**LISTED RECORDS:**
>> start

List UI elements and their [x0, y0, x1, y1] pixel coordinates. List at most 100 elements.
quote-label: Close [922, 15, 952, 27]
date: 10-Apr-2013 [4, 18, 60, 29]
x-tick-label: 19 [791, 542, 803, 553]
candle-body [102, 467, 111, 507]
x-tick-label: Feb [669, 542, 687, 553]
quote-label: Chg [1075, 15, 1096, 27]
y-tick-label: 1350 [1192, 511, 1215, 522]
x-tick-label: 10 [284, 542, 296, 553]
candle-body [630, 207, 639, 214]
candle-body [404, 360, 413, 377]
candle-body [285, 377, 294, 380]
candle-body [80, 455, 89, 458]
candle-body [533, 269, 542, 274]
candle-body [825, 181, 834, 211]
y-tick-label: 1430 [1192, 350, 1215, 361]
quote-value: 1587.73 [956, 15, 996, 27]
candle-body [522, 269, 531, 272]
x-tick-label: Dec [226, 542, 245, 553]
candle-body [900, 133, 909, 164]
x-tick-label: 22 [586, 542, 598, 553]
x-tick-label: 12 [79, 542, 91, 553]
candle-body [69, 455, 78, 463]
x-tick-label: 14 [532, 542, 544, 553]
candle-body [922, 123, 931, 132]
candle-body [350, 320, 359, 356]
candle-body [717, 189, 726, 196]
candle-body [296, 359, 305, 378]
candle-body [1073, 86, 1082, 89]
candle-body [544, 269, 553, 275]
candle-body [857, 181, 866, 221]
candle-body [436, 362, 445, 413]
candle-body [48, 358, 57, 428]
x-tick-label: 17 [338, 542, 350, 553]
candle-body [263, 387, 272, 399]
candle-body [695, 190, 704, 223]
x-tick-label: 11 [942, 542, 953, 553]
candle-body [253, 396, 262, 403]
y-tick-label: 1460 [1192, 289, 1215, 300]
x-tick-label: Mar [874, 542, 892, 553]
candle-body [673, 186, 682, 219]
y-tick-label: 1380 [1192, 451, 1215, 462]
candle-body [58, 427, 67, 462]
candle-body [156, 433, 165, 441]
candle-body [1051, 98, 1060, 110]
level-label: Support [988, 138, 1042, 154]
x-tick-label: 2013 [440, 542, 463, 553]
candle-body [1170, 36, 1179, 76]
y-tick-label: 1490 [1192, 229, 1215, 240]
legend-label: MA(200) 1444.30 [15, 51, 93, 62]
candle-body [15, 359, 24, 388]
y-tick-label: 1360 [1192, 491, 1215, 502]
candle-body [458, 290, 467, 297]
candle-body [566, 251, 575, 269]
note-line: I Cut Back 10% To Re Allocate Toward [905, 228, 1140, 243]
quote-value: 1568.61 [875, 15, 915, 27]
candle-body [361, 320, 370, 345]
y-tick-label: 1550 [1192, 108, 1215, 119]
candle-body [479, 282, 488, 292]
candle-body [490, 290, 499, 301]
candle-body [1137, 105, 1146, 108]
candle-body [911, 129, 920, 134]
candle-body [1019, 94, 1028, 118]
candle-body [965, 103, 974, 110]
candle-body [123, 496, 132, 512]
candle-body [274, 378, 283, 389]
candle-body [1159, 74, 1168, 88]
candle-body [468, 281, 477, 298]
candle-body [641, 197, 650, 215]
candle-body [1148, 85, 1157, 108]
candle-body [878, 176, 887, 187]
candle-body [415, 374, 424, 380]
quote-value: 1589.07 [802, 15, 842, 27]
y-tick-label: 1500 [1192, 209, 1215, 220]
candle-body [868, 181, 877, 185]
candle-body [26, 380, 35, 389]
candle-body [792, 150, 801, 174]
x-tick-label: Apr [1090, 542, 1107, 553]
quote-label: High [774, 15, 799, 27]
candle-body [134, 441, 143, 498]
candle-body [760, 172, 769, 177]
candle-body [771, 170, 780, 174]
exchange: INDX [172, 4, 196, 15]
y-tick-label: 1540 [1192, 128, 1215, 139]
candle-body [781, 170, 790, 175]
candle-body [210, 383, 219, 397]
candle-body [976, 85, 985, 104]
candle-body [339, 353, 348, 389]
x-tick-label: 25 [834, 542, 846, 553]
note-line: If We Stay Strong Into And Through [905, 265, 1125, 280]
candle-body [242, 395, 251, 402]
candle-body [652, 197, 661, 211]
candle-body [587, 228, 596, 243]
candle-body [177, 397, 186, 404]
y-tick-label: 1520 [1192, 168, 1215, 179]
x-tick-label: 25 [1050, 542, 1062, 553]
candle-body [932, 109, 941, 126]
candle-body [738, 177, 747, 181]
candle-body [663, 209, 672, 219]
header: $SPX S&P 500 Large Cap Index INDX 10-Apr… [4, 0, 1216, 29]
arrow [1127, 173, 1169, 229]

>> end

Please copy out every row above, line for line, keeping each one unchanged.

**EXPECTED ANSWER:**
List UI elements and their [x0, y0, x1, y1] pixel coordinates. List at most 100 elements.
quote-label: Close [922, 15, 952, 27]
date: 10-Apr-2013 [4, 18, 60, 29]
x-tick-label: 19 [791, 542, 803, 553]
candle-body [102, 467, 111, 507]
x-tick-label: Feb [669, 542, 687, 553]
quote-label: Chg [1075, 15, 1096, 27]
y-tick-label: 1350 [1192, 511, 1215, 522]
x-tick-label: 10 [284, 542, 296, 553]
candle-body [630, 207, 639, 214]
candle-body [404, 360, 413, 377]
candle-body [285, 377, 294, 380]
candle-body [80, 455, 89, 458]
candle-body [533, 269, 542, 274]
candle-body [825, 181, 834, 211]
y-tick-label: 1430 [1192, 350, 1215, 361]
quote-value: 1587.73 [956, 15, 996, 27]
candle-body [522, 269, 531, 272]
x-tick-label: Dec [226, 542, 245, 553]
candle-body [900, 133, 909, 164]
x-tick-label: 22 [586, 542, 598, 553]
x-tick-label: 12 [79, 542, 91, 553]
candle-body [69, 455, 78, 463]
x-tick-label: 14 [532, 542, 544, 553]
candle-body [922, 123, 931, 132]
candle-body [350, 320, 359, 356]
candle-body [717, 189, 726, 196]
candle-body [296, 359, 305, 378]
candle-body [1073, 86, 1082, 89]
candle-body [544, 269, 553, 275]
candle-body [857, 181, 866, 221]
candle-body [436, 362, 445, 413]
candle-body [48, 358, 57, 428]
x-tick-label: 17 [338, 542, 350, 553]
candle-body [263, 387, 272, 399]
candle-body [695, 190, 704, 223]
x-tick-label: 11 [942, 542, 953, 553]
candle-body [253, 396, 262, 403]
y-tick-label: 1460 [1192, 289, 1215, 300]
x-tick-label: Mar [874, 542, 892, 553]
candle-body [673, 186, 682, 219]
y-tick-label: 1380 [1192, 451, 1215, 462]
candle-body [58, 427, 67, 462]
candle-body [156, 433, 165, 441]
candle-body [1051, 98, 1060, 110]
level-label: Support [988, 138, 1042, 154]
x-tick-label: 2013 [440, 542, 463, 553]
candle-body [1170, 36, 1179, 76]
y-tick-label: 1490 [1192, 229, 1215, 240]
legend-label: MA(200) 1444.30 [15, 51, 93, 62]
candle-body [15, 359, 24, 388]
y-tick-label: 1360 [1192, 491, 1215, 502]
candle-body [458, 290, 467, 297]
candle-body [566, 251, 575, 269]
note-line: I Cut Back 10% To Re Allocate Toward [905, 228, 1140, 243]
quote-value: 1568.61 [875, 15, 915, 27]
candle-body [361, 320, 370, 345]
y-tick-label: 1550 [1192, 108, 1215, 119]
candle-body [479, 282, 488, 292]
candle-body [490, 290, 499, 301]
candle-body [1137, 105, 1146, 108]
candle-body [911, 129, 920, 134]
candle-body [1019, 94, 1028, 118]
candle-body [965, 103, 974, 110]
candle-body [123, 496, 132, 512]
candle-body [274, 378, 283, 389]
candle-body [1159, 74, 1168, 88]
candle-body [468, 281, 477, 298]
candle-body [641, 197, 650, 215]
candle-body [1148, 85, 1157, 108]
candle-body [878, 176, 887, 187]
candle-body [415, 374, 424, 380]
quote-value: 1589.07 [802, 15, 842, 27]
y-tick-label: 1500 [1192, 209, 1215, 220]
candle-body [868, 181, 877, 185]
candle-body [26, 380, 35, 389]
candle-body [792, 150, 801, 174]
x-tick-label: Apr [1090, 542, 1107, 553]
quote-label: High [774, 15, 799, 27]
candle-body [134, 441, 143, 498]
candle-body [760, 172, 769, 177]
candle-body [771, 170, 780, 174]
exchange: INDX [172, 4, 196, 15]
y-tick-label: 1540 [1192, 128, 1215, 139]
candle-body [781, 170, 790, 175]
candle-body [210, 383, 219, 397]
candle-body [976, 85, 985, 104]
candle-body [339, 353, 348, 389]
x-tick-label: 25 [834, 542, 846, 553]
note-line: If We Stay Strong Into And Through [905, 265, 1125, 280]
candle-body [242, 395, 251, 402]
candle-body [652, 197, 661, 211]
candle-body [587, 228, 596, 243]
candle-body [177, 397, 186, 404]
y-tick-label: 1520 [1192, 168, 1215, 179]
x-tick-label: 25 [1050, 542, 1062, 553]
candle-body [932, 109, 941, 126]
candle-body [738, 177, 747, 181]
candle-body [663, 209, 672, 219]
header: $SPX S&P 500 Large Cap Index INDX 10-Apr… [4, 0, 1216, 29]
arrow [1127, 173, 1169, 229]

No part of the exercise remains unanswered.